--- Start Supplied data ---

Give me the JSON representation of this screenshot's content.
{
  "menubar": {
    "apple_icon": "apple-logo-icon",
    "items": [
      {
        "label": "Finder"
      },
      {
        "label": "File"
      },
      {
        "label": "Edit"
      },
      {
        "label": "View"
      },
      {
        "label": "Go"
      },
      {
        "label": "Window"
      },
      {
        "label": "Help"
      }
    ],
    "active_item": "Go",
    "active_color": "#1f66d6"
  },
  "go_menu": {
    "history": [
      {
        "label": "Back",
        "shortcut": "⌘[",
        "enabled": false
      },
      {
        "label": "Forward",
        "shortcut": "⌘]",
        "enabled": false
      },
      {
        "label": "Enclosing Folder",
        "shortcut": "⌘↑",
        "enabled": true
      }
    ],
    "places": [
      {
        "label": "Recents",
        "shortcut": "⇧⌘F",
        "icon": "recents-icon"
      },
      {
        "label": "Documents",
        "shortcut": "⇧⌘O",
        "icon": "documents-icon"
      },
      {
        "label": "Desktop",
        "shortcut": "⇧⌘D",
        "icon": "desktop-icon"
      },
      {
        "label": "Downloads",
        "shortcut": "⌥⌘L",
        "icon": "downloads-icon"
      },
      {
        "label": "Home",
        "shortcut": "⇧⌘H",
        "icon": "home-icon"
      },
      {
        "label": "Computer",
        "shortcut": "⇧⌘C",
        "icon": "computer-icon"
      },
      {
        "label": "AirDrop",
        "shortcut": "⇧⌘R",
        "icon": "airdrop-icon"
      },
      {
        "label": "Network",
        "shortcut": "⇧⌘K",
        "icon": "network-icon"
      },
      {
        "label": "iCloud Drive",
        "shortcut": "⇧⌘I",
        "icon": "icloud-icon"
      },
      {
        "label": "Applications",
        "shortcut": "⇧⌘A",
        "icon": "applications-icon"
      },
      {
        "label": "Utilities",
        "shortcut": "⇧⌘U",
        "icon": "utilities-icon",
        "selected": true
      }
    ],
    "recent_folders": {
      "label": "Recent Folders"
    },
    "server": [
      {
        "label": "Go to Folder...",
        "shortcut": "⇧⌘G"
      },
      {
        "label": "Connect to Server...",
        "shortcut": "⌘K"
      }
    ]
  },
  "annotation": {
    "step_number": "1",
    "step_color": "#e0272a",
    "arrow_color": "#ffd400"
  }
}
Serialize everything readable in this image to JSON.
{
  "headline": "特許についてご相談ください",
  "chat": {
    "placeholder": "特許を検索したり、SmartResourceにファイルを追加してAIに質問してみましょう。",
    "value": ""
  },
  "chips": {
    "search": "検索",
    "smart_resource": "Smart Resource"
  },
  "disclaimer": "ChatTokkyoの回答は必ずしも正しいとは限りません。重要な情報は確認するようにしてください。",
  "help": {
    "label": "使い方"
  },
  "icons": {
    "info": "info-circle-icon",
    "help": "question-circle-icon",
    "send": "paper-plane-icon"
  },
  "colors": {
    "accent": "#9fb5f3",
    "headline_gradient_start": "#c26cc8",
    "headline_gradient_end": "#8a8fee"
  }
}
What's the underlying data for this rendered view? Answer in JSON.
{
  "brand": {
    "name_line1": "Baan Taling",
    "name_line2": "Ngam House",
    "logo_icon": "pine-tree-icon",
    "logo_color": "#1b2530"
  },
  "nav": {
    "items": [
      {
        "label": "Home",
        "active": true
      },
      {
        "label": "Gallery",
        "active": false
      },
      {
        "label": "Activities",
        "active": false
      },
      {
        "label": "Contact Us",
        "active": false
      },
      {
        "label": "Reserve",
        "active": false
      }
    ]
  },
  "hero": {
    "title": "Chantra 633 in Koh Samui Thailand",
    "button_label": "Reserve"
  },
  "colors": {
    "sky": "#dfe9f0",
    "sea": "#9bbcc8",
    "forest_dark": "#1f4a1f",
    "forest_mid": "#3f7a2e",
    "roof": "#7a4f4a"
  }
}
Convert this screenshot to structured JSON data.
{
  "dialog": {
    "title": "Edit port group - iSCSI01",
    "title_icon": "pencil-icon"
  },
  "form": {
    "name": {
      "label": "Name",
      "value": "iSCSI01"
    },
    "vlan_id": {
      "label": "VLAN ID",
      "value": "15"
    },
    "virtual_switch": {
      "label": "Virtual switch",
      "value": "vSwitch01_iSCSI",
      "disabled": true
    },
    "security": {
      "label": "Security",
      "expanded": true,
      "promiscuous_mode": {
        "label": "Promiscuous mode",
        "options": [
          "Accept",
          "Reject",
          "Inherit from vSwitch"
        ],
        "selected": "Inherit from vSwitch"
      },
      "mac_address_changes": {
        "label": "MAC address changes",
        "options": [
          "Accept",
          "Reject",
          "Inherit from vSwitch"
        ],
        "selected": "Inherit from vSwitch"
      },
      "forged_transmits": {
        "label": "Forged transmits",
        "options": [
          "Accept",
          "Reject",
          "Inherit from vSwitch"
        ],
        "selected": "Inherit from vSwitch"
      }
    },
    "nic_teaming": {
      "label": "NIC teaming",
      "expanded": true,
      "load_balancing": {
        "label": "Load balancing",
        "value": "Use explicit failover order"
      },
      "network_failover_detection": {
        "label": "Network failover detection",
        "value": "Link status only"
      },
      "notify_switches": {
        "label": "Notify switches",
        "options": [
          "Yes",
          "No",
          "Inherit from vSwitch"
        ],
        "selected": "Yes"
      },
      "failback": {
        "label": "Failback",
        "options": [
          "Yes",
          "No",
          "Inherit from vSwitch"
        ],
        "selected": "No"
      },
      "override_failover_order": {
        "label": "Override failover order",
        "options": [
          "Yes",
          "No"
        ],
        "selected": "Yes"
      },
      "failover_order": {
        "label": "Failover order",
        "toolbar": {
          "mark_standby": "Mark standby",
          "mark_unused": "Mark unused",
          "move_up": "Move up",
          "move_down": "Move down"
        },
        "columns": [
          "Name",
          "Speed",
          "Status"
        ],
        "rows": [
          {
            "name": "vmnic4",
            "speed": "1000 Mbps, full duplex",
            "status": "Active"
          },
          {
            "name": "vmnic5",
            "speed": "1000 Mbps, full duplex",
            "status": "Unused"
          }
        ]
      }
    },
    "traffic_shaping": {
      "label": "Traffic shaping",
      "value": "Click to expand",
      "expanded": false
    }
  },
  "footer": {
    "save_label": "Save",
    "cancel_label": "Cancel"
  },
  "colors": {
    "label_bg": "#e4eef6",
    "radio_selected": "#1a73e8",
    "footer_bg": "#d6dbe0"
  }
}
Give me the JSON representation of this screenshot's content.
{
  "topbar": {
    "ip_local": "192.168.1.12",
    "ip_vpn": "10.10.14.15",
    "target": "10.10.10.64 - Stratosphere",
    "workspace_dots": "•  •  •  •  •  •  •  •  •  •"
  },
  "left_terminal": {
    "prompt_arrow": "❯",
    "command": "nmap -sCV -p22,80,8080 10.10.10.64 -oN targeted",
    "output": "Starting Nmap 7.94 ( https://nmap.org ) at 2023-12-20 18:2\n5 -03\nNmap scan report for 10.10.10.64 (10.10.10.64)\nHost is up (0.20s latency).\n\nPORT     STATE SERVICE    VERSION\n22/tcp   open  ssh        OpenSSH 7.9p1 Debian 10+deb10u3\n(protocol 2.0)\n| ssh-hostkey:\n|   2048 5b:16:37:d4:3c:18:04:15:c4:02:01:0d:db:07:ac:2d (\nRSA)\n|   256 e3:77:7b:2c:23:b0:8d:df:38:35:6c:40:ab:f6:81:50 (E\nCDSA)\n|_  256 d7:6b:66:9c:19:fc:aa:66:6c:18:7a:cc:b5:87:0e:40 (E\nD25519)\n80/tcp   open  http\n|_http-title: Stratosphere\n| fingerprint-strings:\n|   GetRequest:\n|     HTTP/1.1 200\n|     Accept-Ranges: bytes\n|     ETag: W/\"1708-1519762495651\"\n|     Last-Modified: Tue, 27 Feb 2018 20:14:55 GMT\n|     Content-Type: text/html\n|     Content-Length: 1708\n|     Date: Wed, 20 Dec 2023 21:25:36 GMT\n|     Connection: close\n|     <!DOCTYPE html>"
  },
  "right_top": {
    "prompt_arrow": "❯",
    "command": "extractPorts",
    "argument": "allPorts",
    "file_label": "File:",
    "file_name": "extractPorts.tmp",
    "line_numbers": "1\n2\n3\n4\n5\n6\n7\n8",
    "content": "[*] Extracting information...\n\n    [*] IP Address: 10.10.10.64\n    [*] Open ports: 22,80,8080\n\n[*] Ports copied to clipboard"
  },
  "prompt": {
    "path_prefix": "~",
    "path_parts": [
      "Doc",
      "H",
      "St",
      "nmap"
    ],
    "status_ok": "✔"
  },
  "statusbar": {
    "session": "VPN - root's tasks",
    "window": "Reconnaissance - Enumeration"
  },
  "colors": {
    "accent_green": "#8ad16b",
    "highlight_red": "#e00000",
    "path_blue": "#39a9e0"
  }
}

--- End Supplied data ---

→ **Brief**:
Filter the records above for lines containing the word "Reserve", and copy those lines.

→ **Response to this exercise**:
        "label": "Reserve",
    "button_label": "Reserve"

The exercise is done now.